◆ Your goal: Give every entry again, word for word and in full.
....................
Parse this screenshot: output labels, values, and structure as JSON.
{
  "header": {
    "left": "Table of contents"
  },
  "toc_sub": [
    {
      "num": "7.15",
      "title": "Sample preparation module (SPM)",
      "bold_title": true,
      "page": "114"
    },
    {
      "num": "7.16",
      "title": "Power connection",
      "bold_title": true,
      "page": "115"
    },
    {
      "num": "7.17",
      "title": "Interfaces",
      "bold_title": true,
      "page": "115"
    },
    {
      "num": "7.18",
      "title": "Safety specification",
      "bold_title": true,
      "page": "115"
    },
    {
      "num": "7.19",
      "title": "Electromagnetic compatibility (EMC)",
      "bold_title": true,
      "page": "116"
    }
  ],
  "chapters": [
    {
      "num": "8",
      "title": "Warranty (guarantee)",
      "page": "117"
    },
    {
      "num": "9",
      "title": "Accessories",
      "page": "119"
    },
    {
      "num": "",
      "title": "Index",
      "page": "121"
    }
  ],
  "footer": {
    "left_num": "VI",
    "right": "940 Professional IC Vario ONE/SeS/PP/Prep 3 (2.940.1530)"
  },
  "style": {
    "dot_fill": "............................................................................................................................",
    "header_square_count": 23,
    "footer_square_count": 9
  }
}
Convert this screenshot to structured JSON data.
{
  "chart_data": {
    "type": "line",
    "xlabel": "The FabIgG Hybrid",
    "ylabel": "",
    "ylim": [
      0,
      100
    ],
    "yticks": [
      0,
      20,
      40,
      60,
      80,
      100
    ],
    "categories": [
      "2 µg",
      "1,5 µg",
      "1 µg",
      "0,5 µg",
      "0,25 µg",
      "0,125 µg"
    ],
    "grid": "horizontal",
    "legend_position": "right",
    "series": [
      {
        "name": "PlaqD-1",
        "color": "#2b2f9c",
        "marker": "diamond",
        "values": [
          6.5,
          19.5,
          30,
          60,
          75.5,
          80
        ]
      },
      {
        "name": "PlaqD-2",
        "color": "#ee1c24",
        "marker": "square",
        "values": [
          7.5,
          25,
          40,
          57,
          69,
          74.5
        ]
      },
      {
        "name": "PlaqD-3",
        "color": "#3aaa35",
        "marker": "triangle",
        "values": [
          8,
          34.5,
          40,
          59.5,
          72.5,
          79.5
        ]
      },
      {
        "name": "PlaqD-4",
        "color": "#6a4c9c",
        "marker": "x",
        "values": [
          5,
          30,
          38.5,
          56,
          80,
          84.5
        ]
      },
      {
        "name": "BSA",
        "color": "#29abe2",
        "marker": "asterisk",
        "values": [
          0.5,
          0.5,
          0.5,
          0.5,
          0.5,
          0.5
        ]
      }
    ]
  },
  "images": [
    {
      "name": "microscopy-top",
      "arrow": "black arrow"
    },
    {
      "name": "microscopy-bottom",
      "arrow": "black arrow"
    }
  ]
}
....................
◆ Expected output:
Parse this screenshot: output labels, values, and structure as JSON.
{
  "header": {
    "left": "Table of contents"
  },
  "toc_sub": [
    {
      "num": "7.15",
      "title": "Sample preparation module (SPM)",
      "bold_title": true,
      "page": "114"
    },
    {
      "num": "7.16",
      "title": "Power connection",
      "bold_title": true,
      "page": "115"
    },
    {
      "num": "7.17",
      "title": "Interfaces",
      "bold_title": true,
      "page": "115"
    },
    {
      "num": "7.18",
      "title": "Safety specification",
      "bold_title": true,
      "page": "115"
    },
    {
      "num": "7.19",
      "title": "Electromagnetic compatibility (EMC)",
      "bold_title": true,
      "page": "116"
    }
  ],
  "chapters": [
    {
      "num": "8",
      "title": "Warranty (guarantee)",
      "page": "117"
    },
    {
      "num": "9",
      "title": "Accessories",
      "page": "119"
    },
    {
      "num": "",
      "title": "Index",
      "page": "121"
    }
  ],
  "footer": {
    "left_num": "VI",
    "right": "940 Professional IC Vario ONE/SeS/PP/Prep 3 (2.940.1530)"
  },
  "style": {
    "dot_fill": "............................................................................................................................",
    "header_square_count": 23,
    "footer_square_count": 9
  }
}
Convert this screenshot to structured JSON data.
{
  "chart_data": {
    "type": "line",
    "xlabel": "The FabIgG Hybrid",
    "ylabel": "",
    "ylim": [
      0,
      100
    ],
    "yticks": [
      0,
      20,
      40,
      60,
      80,
      100
    ],
    "categories": [
      "2 µg",
      "1,5 µg",
      "1 µg",
      "0,5 µg",
      "0,25 µg",
      "0,125 µg"
    ],
    "grid": "horizontal",
    "legend_position": "right",
    "series": [
      {
        "name": "PlaqD-1",
        "color": "#2b2f9c",
        "marker": "diamond",
        "values": [
          6.5,
          19.5,
          30,
          60,
          75.5,
          80
        ]
      },
      {
        "name": "PlaqD-2",
        "color": "#ee1c24",
        "marker": "square",
        "values": [
          7.5,
          25,
          40,
          57,
          69,
          74.5
        ]
      },
      {
        "name": "PlaqD-3",
        "color": "#3aaa35",
        "marker": "triangle",
        "values": [
          8,
          34.5,
          40,
          59.5,
          72.5,
          79.5
        ]
      },
      {
        "name": "PlaqD-4",
        "color": "#6a4c9c",
        "marker": "x",
        "values": [
          5,
          30,
          38.5,
          56,
          80,
          84.5
        ]
      },
      {
        "name": "BSA",
        "color": "#29abe2",
        "marker": "asterisk",
        "values": [
          0.5,
          0.5,
          0.5,
          0.5,
          0.5,
          0.5
        ]
      }
    ]
  },
  "images": [
    {
      "name": "microscopy-top",
      "arrow": "black arrow"
    },
    {
      "name": "microscopy-bottom",
      "arrow": "black arrow"
    }
  ]
}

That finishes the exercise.